:: Your objective ::
Among the lines below, list those containing the string "сетевые".

:: Input data ::

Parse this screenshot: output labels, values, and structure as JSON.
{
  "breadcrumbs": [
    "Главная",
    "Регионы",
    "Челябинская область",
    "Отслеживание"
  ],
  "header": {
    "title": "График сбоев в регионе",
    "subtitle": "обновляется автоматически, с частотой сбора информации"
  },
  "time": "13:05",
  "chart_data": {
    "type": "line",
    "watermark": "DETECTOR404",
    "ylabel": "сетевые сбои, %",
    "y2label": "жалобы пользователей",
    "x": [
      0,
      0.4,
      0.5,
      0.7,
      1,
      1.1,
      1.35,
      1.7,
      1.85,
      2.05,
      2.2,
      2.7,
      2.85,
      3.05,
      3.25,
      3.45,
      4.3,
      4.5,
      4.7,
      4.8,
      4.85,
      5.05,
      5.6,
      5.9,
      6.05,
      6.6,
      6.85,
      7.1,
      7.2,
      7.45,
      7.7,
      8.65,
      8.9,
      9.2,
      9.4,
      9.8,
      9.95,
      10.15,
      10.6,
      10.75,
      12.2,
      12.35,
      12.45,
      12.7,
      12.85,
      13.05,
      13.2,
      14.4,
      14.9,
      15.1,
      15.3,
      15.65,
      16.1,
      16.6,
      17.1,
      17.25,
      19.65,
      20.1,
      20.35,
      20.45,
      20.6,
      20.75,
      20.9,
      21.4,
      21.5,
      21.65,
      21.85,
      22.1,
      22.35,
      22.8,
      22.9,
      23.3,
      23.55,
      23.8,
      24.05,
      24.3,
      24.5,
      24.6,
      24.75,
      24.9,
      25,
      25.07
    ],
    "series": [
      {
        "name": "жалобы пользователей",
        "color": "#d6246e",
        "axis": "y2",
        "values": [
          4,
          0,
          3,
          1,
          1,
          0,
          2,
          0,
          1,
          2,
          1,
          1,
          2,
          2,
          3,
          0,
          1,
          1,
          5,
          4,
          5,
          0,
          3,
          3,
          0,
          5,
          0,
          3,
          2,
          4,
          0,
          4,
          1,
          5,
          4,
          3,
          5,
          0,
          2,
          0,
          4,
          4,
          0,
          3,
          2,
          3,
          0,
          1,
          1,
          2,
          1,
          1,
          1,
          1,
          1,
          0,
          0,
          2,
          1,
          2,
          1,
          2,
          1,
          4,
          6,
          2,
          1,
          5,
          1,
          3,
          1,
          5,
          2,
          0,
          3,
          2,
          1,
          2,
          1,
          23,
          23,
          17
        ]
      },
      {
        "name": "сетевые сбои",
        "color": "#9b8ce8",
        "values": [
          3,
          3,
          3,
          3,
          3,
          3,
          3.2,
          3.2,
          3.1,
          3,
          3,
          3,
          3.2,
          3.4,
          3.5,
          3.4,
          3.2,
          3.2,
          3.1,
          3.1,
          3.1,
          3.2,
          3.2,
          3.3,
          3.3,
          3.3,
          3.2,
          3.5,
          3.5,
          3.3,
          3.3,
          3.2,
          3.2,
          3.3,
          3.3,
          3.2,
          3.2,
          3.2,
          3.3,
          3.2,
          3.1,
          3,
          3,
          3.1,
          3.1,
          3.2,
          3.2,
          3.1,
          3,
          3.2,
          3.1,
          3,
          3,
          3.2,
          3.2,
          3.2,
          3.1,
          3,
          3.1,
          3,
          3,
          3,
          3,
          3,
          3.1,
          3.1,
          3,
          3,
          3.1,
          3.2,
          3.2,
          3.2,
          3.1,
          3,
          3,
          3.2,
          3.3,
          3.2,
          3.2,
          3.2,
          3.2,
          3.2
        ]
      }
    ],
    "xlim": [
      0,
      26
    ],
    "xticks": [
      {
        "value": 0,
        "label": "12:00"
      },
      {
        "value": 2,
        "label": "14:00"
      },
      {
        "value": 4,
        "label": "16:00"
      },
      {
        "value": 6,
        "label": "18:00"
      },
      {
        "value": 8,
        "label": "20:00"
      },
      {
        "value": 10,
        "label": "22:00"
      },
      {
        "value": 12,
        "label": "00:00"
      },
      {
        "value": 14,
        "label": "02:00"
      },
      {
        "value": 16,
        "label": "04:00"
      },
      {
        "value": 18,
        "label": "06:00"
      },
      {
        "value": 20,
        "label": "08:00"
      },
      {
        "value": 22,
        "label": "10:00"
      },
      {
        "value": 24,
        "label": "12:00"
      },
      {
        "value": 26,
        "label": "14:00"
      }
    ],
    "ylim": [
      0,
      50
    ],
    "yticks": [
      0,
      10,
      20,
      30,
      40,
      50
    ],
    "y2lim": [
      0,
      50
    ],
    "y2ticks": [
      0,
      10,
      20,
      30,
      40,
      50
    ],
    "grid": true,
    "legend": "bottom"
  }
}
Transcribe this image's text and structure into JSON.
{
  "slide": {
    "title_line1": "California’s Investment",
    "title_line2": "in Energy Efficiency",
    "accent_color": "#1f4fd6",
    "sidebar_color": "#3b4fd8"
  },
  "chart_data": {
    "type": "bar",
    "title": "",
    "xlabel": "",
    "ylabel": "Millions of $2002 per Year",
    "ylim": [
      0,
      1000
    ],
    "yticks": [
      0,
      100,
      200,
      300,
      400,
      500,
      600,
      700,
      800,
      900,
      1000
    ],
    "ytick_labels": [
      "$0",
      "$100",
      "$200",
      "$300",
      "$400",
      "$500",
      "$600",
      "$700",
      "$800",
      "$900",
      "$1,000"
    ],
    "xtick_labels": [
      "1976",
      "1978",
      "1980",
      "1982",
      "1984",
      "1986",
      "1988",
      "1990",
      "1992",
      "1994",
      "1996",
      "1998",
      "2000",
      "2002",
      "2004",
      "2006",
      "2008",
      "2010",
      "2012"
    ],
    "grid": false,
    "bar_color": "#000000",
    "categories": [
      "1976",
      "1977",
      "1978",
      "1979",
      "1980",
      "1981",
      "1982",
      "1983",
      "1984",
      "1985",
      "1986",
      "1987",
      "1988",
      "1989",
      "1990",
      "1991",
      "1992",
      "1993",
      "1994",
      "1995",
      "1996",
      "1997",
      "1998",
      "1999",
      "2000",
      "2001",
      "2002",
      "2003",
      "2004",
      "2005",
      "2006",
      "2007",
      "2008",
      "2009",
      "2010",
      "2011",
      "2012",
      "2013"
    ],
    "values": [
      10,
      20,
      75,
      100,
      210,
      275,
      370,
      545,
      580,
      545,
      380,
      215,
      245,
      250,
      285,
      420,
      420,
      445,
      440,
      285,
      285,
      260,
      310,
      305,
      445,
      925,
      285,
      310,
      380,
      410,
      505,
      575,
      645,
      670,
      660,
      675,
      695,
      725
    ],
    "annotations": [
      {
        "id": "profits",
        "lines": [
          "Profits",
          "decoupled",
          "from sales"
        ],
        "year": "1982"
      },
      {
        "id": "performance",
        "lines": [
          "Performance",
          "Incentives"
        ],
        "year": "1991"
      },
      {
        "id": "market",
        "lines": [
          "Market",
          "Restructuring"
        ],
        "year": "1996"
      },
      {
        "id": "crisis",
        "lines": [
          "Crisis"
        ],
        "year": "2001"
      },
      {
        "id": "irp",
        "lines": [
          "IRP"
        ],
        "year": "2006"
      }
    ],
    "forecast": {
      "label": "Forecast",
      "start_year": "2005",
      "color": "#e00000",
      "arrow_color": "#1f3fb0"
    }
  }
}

:: Solution to this task ::
    "ylabel": "сетевые сбои, %",
        "name": "сетевые сбои",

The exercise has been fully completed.